> **REQUIRED WORK**
Print the entries below in their entirety, exactly as they are written.

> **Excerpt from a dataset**
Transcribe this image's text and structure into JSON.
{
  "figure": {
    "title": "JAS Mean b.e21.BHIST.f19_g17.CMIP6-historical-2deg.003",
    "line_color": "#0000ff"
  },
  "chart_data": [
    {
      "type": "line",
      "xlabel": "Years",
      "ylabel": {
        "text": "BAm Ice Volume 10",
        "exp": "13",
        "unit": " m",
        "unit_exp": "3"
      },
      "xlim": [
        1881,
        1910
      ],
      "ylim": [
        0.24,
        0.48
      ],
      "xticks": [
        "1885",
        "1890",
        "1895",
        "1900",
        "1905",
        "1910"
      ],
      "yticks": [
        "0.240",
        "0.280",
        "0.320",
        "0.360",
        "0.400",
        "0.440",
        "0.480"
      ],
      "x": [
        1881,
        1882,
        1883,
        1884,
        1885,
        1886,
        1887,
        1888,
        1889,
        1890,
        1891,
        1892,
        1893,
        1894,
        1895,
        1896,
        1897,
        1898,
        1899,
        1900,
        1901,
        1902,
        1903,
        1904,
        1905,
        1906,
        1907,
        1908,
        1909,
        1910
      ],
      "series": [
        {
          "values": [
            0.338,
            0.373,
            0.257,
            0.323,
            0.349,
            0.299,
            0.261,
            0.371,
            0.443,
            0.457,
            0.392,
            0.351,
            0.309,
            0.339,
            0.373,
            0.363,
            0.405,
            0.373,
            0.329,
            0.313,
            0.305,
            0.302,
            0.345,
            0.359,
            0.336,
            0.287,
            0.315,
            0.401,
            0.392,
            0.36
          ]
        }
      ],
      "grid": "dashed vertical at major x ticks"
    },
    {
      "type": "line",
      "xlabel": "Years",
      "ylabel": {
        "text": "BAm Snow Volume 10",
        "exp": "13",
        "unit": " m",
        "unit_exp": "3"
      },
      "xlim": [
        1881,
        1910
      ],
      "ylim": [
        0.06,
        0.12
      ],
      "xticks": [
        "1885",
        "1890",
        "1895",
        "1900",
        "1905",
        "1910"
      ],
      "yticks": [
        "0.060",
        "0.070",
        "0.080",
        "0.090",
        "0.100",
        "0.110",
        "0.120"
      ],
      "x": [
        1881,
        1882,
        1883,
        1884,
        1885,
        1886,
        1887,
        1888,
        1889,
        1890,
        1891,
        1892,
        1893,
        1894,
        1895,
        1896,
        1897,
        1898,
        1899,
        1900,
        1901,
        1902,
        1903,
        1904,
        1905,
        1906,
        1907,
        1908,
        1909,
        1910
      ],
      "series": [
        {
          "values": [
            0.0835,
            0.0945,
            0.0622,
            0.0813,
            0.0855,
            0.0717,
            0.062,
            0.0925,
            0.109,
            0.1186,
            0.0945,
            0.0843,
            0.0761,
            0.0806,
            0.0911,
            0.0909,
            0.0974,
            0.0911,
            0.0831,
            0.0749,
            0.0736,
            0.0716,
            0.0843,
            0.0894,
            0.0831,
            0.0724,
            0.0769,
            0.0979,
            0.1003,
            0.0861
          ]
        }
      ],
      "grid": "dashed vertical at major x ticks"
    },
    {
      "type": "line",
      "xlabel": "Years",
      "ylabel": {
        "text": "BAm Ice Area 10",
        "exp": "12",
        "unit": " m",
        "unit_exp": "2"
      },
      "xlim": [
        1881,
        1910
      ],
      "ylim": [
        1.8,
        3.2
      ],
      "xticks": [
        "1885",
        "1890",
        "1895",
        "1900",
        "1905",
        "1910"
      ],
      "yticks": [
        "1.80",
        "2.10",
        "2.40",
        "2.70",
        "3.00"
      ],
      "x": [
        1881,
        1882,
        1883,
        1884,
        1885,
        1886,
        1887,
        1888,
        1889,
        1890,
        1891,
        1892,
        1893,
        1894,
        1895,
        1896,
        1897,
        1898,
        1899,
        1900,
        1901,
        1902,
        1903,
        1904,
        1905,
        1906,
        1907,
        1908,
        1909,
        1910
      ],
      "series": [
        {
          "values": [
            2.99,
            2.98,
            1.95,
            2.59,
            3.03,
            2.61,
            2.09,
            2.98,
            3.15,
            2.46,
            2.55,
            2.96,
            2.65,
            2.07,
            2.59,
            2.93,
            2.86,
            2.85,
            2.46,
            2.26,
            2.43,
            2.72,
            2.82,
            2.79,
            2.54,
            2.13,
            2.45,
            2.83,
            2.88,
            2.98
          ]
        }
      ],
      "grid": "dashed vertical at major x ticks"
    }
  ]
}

> **RESULT OF THIS EXERCISE**
Transcribe this image's text and structure into JSON.
{
  "figure": {
    "title": "JAS Mean b.e21.BHIST.f19_g17.CMIP6-historical-2deg.003",
    "line_color": "#0000ff"
  },
  "chart_data": [
    {
      "type": "line",
      "xlabel": "Years",
      "ylabel": {
        "text": "BAm Ice Volume 10",
        "exp": "13",
        "unit": " m",
        "unit_exp": "3"
      },
      "xlim": [
        1881,
        1910
      ],
      "ylim": [
        0.24,
        0.48
      ],
      "xticks": [
        "1885",
        "1890",
        "1895",
        "1900",
        "1905",
        "1910"
      ],
      "yticks": [
        "0.240",
        "0.280",
        "0.320",
        "0.360",
        "0.400",
        "0.440",
        "0.480"
      ],
      "x": [
        1881,
        1882,
        1883,
        1884,
        1885,
        1886,
        1887,
        1888,
        1889,
        1890,
        1891,
        1892,
        1893,
        1894,
        1895,
        1896,
        1897,
        1898,
        1899,
        1900,
        1901,
        1902,
        1903,
        1904,
        1905,
        1906,
        1907,
        1908,
        1909,
        1910
      ],
      "series": [
        {
          "values": [
            0.338,
            0.373,
            0.257,
            0.323,
            0.349,
            0.299,
            0.261,
            0.371,
            0.443,
            0.457,
            0.392,
            0.351,
            0.309,
            0.339,
            0.373,
            0.363,
            0.405,
            0.373,
            0.329,
            0.313,
            0.305,
            0.302,
            0.345,
            0.359,
            0.336,
            0.287,
            0.315,
            0.401,
            0.392,
            0.36
          ]
        }
      ],
      "grid": "dashed vertical at major x ticks"
    },
    {
      "type": "line",
      "xlabel": "Years",
      "ylabel": {
        "text": "BAm Snow Volume 10",
        "exp": "13",
        "unit": " m",
        "unit_exp": "3"
      },
      "xlim": [
        1881,
        1910
      ],
      "ylim": [
        0.06,
        0.12
      ],
      "xticks": [
        "1885",
        "1890",
        "1895",
        "1900",
        "1905",
        "1910"
      ],
      "yticks": [
        "0.060",
        "0.070",
        "0.080",
        "0.090",
        "0.100",
        "0.110",
        "0.120"
      ],
      "x": [
        1881,
        1882,
        1883,
        1884,
        1885,
        1886,
        1887,
        1888,
        1889,
        1890,
        1891,
        1892,
        1893,
        1894,
        1895,
        1896,
        1897,
        1898,
        1899,
        1900,
        1901,
        1902,
        1903,
        1904,
        1905,
        1906,
        1907,
        1908,
        1909,
        1910
      ],
      "series": [
        {
          "values": [
            0.0835,
            0.0945,
            0.0622,
            0.0813,
            0.0855,
            0.0717,
            0.062,
            0.0925,
            0.109,
            0.1186,
            0.0945,
            0.0843,
            0.0761,
            0.0806,
            0.0911,
            0.0909,
            0.0974,
            0.0911,
            0.0831,
            0.0749,
            0.0736,
            0.0716,
            0.0843,
            0.0894,
            0.0831,
            0.0724,
            0.0769,
            0.0979,
            0.1003,
            0.0861
          ]
        }
      ],
      "grid": "dashed vertical at major x ticks"
    },
    {
      "type": "line",
      "xlabel": "Years",
      "ylabel": {
        "text": "BAm Ice Area 10",
        "exp": "12",
        "unit": " m",
        "unit_exp": "2"
      },
      "xlim": [
        1881,
        1910
      ],
      "ylim": [
        1.8,
        3.2
      ],
      "xticks": [
        "1885",
        "1890",
        "1895",
        "1900",
        "1905",
        "1910"
      ],
      "yticks": [
        "1.80",
        "2.10",
        "2.40",
        "2.70",
        "3.00"
      ],
      "x": [
        1881,
        1882,
        1883,
        1884,
        1885,
        1886,
        1887,
        1888,
        1889,
        1890,
        1891,
        1892,
        1893,
        1894,
        1895,
        1896,
        1897,
        1898,
        1899,
        1900,
        1901,
        1902,
        1903,
        1904,
        1905,
        1906,
        1907,
        1908,
        1909,
        1910
      ],
      "series": [
        {
          "values": [
            2.99,
            2.98,
            1.95,
            2.59,
            3.03,
            2.61,
            2.09,
            2.98,
            3.15,
            2.46,
            2.55,
            2.96,
            2.65,
            2.07,
            2.59,
            2.93,
            2.86,
            2.85,
            2.46,
            2.26,
            2.43,
            2.72,
            2.82,
            2.79,
            2.54,
            2.13,
            2.45,
            2.83,
            2.88,
            2.98
          ]
        }
      ],
      "grid": "dashed vertical at major x ticks"
    }
  ]
}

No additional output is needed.